INSTRUCTION:
Leave out the pictures and transcribe the rest of the records exactly.

─── ENTRIES SHOWN

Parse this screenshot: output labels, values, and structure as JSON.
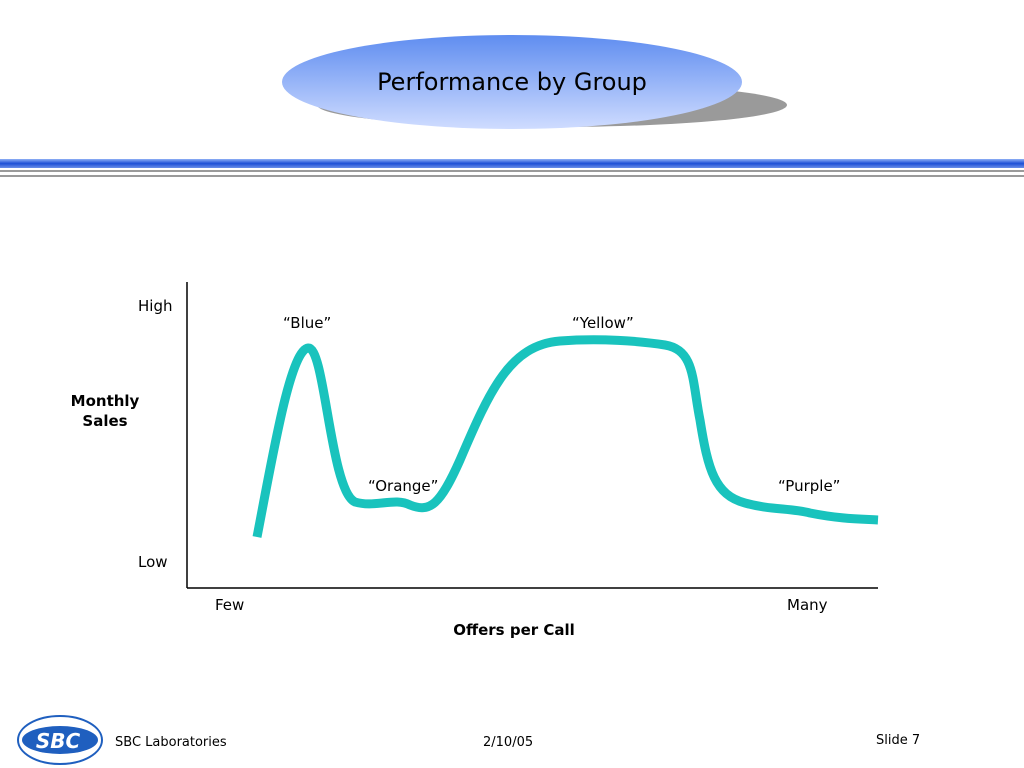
{
  "header": {
    "title": "Performance by Group"
  },
  "diagram": {
    "y_axis": {
      "label": "Monthly Sales",
      "high": "High",
      "low": "Low"
    },
    "x_axis": {
      "label": "Offers per Call",
      "few": "Few",
      "many": "Many"
    },
    "groups": [
      "“Blue”",
      "“Orange”",
      "“Yellow”",
      "“Purple”"
    ]
  },
  "footer": {
    "logo": "SBC",
    "company": "SBC Laboratories",
    "date": "2/10/05",
    "slide": "Slide 7"
  }
}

──────

THE SOLUTION:
Parse this screenshot: output labels, values, and structure as JSON.
{
  "header": {
    "title": "Performance by Group"
  },
  "diagram": {
    "y_axis": {
      "label": "Monthly Sales",
      "high": "High",
      "low": "Low"
    },
    "x_axis": {
      "label": "Offers per Call",
      "few": "Few",
      "many": "Many"
    },
    "groups": [
      "“Blue”",
      "“Orange”",
      "“Yellow”",
      "“Purple”"
    ]
  },
  "footer": {
    "logo": "SBC",
    "company": "SBC Laboratories",
    "date": "2/10/05",
    "slide": "Slide 7"
  }
}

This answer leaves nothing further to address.